→ Job: The records should be repeated word for word, pictures excluded.

→ Material to process:
━━━━

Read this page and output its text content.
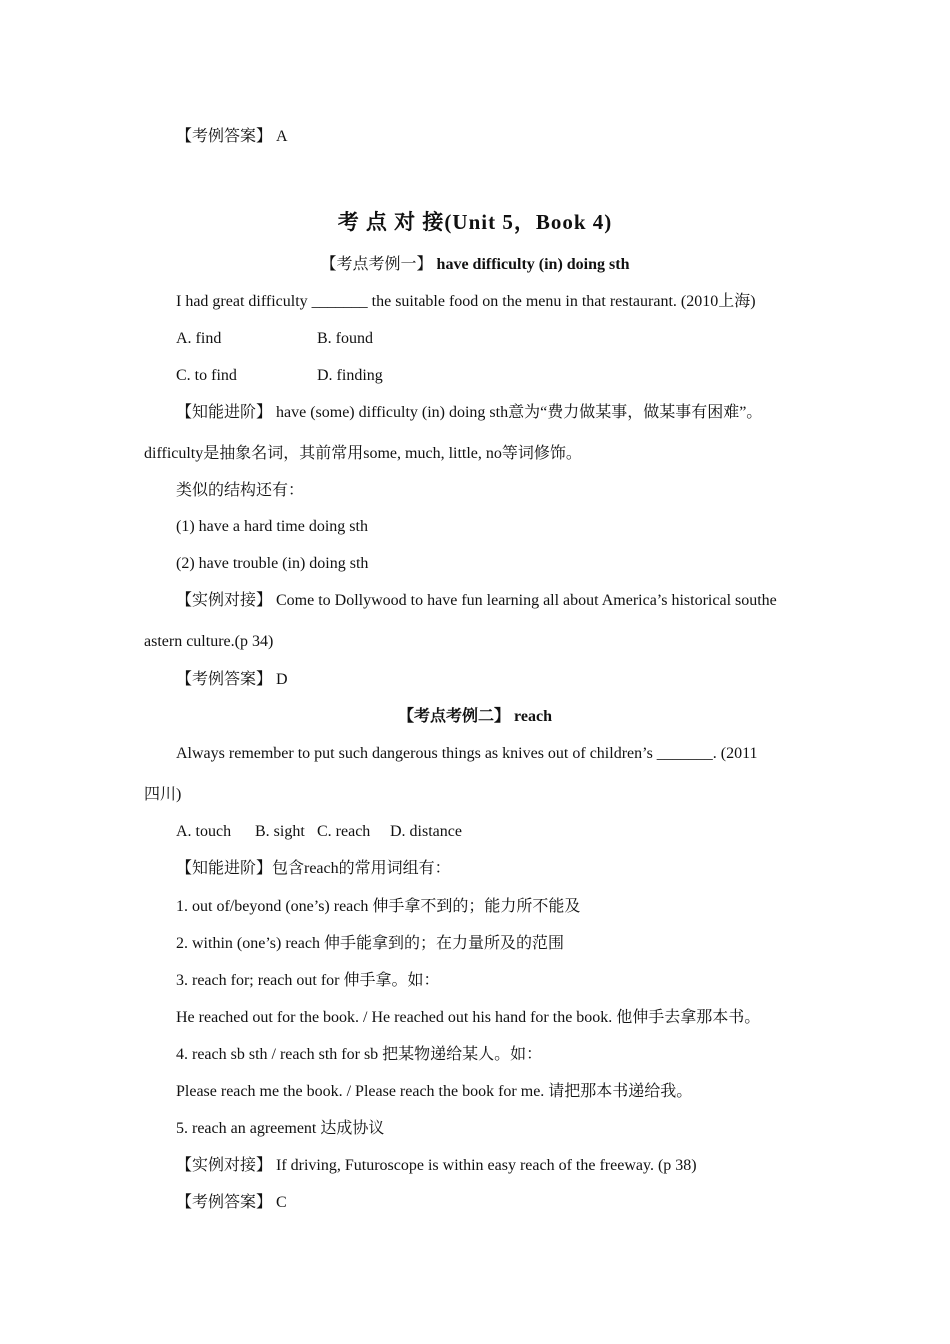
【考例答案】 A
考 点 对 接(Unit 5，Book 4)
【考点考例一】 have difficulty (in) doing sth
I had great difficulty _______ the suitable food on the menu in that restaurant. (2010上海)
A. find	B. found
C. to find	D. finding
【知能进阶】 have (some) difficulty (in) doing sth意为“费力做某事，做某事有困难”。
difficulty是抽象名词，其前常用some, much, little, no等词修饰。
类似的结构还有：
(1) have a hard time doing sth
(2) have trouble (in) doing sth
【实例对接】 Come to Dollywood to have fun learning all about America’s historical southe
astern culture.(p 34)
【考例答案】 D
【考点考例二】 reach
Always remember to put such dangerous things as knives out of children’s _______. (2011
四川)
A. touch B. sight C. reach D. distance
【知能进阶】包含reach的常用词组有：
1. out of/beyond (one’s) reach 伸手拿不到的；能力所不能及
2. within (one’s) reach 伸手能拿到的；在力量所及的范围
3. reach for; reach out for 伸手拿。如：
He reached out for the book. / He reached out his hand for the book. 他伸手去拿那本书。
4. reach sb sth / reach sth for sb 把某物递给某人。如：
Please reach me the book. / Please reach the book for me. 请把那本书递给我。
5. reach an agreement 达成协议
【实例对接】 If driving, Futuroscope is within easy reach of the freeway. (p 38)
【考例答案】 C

━━━━

→ Expected output:
Read this page and output its text content.
【考例答案】 A
考 点 对 接(Unit 5，Book 4)
【考点考例一】 have difficulty (in) doing sth
I had great difficulty _______ the suitable food on the menu in that restaurant. (2010上海)
A. find	B. found
C. to find	D. finding
【知能进阶】 have (some) difficulty (in) doing sth意为“费力做某事，做某事有困难”。
difficulty是抽象名词，其前常用some, much, little, no等词修饰。
类似的结构还有：
(1) have a hard time doing sth
(2) have trouble (in) doing sth
【实例对接】 Come to Dollywood to have fun learning all about America’s historical southe
astern culture.(p 34)
【考例答案】 D
【考点考例二】 reach
Always remember to put such dangerous things as knives out of children’s _______. (2011
四川)
A. touch B. sight C. reach D. distance
【知能进阶】包含reach的常用词组有：
1. out of/beyond (one’s) reach 伸手拿不到的；能力所不能及
2. within (one’s) reach 伸手能拿到的；在力量所及的范围
3. reach for; reach out for 伸手拿。如：
He reached out for the book. / He reached out his hand for the book. 他伸手去拿那本书。
4. reach sb sth / reach sth for sb 把某物递给某人。如：
Please reach me the book. / Please reach the book for me. 请把那本书递给我。
5. reach an agreement 达成协议
【实例对接】 If driving, Futuroscope is within easy reach of the freeway. (p 38)
【考例答案】 C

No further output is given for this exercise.